§ GOAL
Count the lines containing "общественными" in the entries underneath, and state that count without anything else.

Saved entries:

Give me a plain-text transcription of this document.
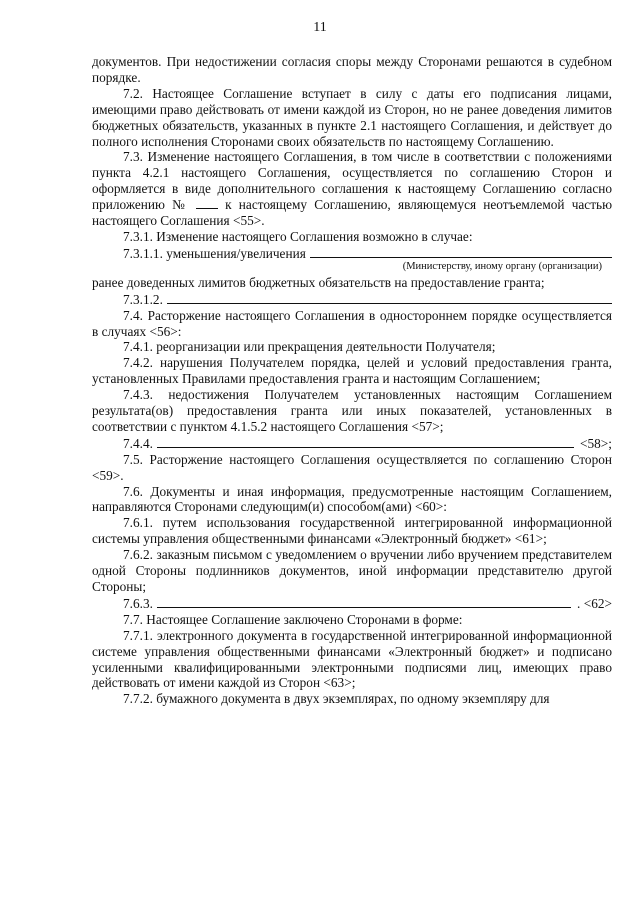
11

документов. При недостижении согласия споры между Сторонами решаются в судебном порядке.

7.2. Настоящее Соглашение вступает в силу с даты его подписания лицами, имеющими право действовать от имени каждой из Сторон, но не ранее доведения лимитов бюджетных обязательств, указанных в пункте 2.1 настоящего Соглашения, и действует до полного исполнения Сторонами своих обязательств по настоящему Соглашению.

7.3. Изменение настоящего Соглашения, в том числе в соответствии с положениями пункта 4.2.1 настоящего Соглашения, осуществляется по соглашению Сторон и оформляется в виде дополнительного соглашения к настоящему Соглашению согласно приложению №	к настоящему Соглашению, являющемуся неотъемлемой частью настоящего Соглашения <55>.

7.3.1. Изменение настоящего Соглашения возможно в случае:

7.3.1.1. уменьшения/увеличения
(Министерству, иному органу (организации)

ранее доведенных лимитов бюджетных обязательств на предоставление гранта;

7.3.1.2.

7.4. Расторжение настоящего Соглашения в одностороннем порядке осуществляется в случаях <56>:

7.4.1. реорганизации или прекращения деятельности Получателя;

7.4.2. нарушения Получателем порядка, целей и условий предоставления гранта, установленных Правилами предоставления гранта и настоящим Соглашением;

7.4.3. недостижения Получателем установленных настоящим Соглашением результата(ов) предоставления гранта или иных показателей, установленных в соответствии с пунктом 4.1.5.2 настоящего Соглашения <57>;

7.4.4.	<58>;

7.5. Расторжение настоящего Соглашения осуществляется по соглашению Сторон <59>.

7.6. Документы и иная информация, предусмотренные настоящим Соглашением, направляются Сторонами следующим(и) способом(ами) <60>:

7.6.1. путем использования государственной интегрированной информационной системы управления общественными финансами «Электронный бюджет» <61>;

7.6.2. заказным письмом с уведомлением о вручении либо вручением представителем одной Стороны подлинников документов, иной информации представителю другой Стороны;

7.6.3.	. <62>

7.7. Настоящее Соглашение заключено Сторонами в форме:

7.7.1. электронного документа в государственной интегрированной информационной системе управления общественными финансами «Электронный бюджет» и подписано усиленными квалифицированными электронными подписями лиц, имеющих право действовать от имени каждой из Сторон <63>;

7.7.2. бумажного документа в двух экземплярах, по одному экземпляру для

§ SOLUTION
2